What you should do:
The data below should be restated word for word, with every picture omitted.

## Start Record set

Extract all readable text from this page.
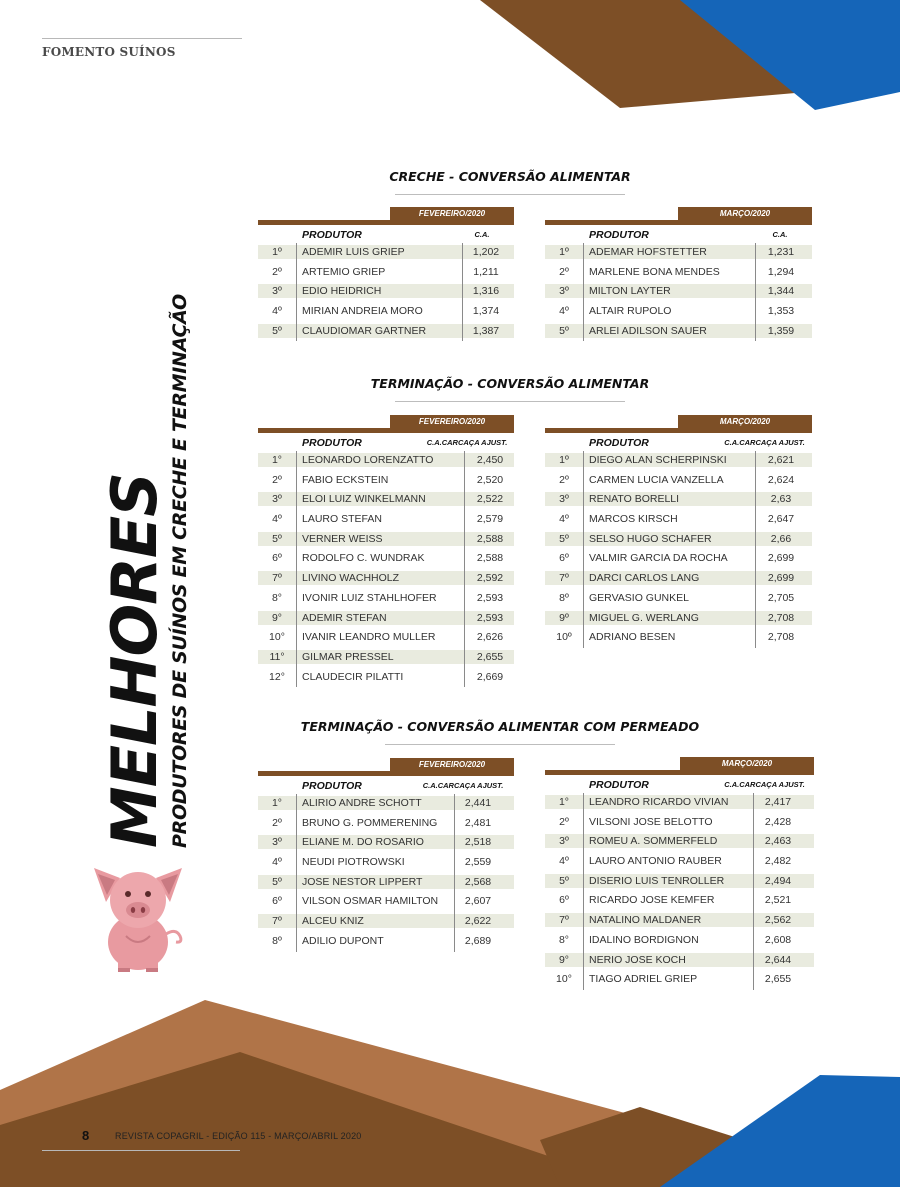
FOMENTO SUÍNOS
MELHORES
PRODUTORES DE SUÍNOS EM CRECHE E TERMINAÇÃO
CRECHE - CONVERSÃO ALIMENTAR
FEVEREIRO/2020
PRODUTOR	C.A.
1º	ADEMIR LUIS GRIEP	1,202
2º	ARTEMIO GRIEP	1,211
3º	EDIO HEIDRICH	1,316
4º	MIRIAN ANDREIA MORO	1,374
5º	CLAUDIOMAR GARTNER	1,387
MARÇO/2020
PRODUTOR	C.A.
1º	ADEMAR HOFSTETTER	1,231
2º	MARLENE BONA MENDES	1,294
3º	MILTON LAYTER	1,344
4º	ALTAIR RUPOLO	1,353
5º	ARLEI ADILSON SAUER	1,359
TERMINAÇÃO - CONVERSÃO ALIMENTAR
FEVEREIRO/2020
PRODUTOR	C.A.CARCAÇA AJUST.
1°	LEONARDO LORENZATTO	2,450
2º	FABIO ECKSTEIN	2,520
3º	ELOI LUIZ WINKELMANN	2,522
4º	LAURO STEFAN	2,579
5º	VERNER WEISS	2,588
6º	RODOLFO C. WUNDRAK	2,588
7º	LIVINO WACHHOLZ	2,592
8°	IVONIR LUIZ STAHLHOFER	2,593
9°	ADEMIR STEFAN	2,593
10°	IVANIR LEANDRO MULLER	2,626
11°	GILMAR PRESSEL	2,655
12°	CLAUDECIR PILATTI	2,669
MARÇO/2020
PRODUTOR	C.A.CARCAÇA AJUST.
1º	DIEGO ALAN SCHERPINSKI	2,621
2º	CARMEN LUCIA VANZELLA	2,624
3º	RENATO BORELLI	2,63
4º	MARCOS KIRSCH	2,647
5º	SELSO HUGO SCHAFER	2,66
6º	VALMIR GARCIA DA ROCHA	2,699
7º	DARCI CARLOS LANG	2,699
8º	GERVASIO GUNKEL	2,705
9º	MIGUEL G. WERLANG	2,708
10º	ADRIANO BESEN	2,708
TERMINAÇÃO - CONVERSÃO ALIMENTAR COM PERMEADO
FEVEREIRO/2020
PRODUTOR	C.A.CARCAÇA AJUST.
1°	ALIRIO ANDRE SCHOTT	2,441
2º	BRUNO G. POMMERENING	2,481
3º	ELIANE M. DO ROSARIO	2,518
4º	NEUDI PIOTROWSKI	2,559
5º	JOSE NESTOR LIPPERT	2,568
6º	VILSON OSMAR HAMILTON	2,607
7º	ALCEU KNIZ	2,622
8º	ADILIO DUPONT	2,689
MARÇO/2020
PRODUTOR	C.A.CARCAÇA AJUST.
1°	LEANDRO RICARDO VIVIAN	2,417
2º	VILSONI JOSE BELOTTO	2,428
3º	ROMEU A. SOMMERFELD	2,463
4º	LAURO ANTONIO RAUBER	2,482
5º	DISERIO LUIS TENROLLER	2,494
6º	RICARDO JOSE KEMFER	2,521
7º	NATALINO MALDANER	2,562
8°	IDALINO BORDIGNON	2,608
9°	NERIO JOSE KOCH	2,644
10°	TIAGO ADRIEL GRIEP	2,655
8	REVISTA COPAGRIL - EDIÇÃO 115 - MARÇO/ABRIL 2020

## End Record set

Response to this task:
Extract all readable text from this page.
FOMENTO SUÍNOS
MELHORES
PRODUTORES DE SUÍNOS EM CRECHE E TERMINAÇÃO
CRECHE - CONVERSÃO ALIMENTAR
FEVEREIRO/2020
PRODUTOR	C.A.
1º	ADEMIR LUIS GRIEP	1,202
2º	ARTEMIO GRIEP	1,211
3º	EDIO HEIDRICH	1,316
4º	MIRIAN ANDREIA MORO	1,374
5º	CLAUDIOMAR GARTNER	1,387
MARÇO/2020
PRODUTOR	C.A.
1º	ADEMAR HOFSTETTER	1,231
2º	MARLENE BONA MENDES	1,294
3º	MILTON LAYTER	1,344
4º	ALTAIR RUPOLO	1,353
5º	ARLEI ADILSON SAUER	1,359
TERMINAÇÃO - CONVERSÃO ALIMENTAR
FEVEREIRO/2020
PRODUTOR	C.A.CARCAÇA AJUST.
1°	LEONARDO LORENZATTO	2,450
2º	FABIO ECKSTEIN	2,520
3º	ELOI LUIZ WINKELMANN	2,522
4º	LAURO STEFAN	2,579
5º	VERNER WEISS	2,588
6º	RODOLFO C. WUNDRAK	2,588
7º	LIVINO WACHHOLZ	2,592
8°	IVONIR LUIZ STAHLHOFER	2,593
9°	ADEMIR STEFAN	2,593
10°	IVANIR LEANDRO MULLER	2,626
11°	GILMAR PRESSEL	2,655
12°	CLAUDECIR PILATTI	2,669
MARÇO/2020
PRODUTOR	C.A.CARCAÇA AJUST.
1º	DIEGO ALAN SCHERPINSKI	2,621
2º	CARMEN LUCIA VANZELLA	2,624
3º	RENATO BORELLI	2,63
4º	MARCOS KIRSCH	2,647
5º	SELSO HUGO SCHAFER	2,66
6º	VALMIR GARCIA DA ROCHA	2,699
7º	DARCI CARLOS LANG	2,699
8º	GERVASIO GUNKEL	2,705
9º	MIGUEL G. WERLANG	2,708
10º	ADRIANO BESEN	2,708
TERMINAÇÃO - CONVERSÃO ALIMENTAR COM PERMEADO
FEVEREIRO/2020
PRODUTOR	C.A.CARCAÇA AJUST.
1°	ALIRIO ANDRE SCHOTT	2,441
2º	BRUNO G. POMMERENING	2,481
3º	ELIANE M. DO ROSARIO	2,518
4º	NEUDI PIOTROWSKI	2,559
5º	JOSE NESTOR LIPPERT	2,568
6º	VILSON OSMAR HAMILTON	2,607
7º	ALCEU KNIZ	2,622
8º	ADILIO DUPONT	2,689
MARÇO/2020
PRODUTOR	C.A.CARCAÇA AJUST.
1°	LEANDRO RICARDO VIVIAN	2,417
2º	VILSONI JOSE BELOTTO	2,428
3º	ROMEU A. SOMMERFELD	2,463
4º	LAURO ANTONIO RAUBER	2,482
5º	DISERIO LUIS TENROLLER	2,494
6º	RICARDO JOSE KEMFER	2,521
7º	NATALINO MALDANER	2,562
8°	IDALINO BORDIGNON	2,608
9°	NERIO JOSE KOCH	2,644
10°	TIAGO ADRIEL GRIEP	2,655
8	REVISTA COPAGRIL - EDIÇÃO 115 - MARÇO/ABRIL 2020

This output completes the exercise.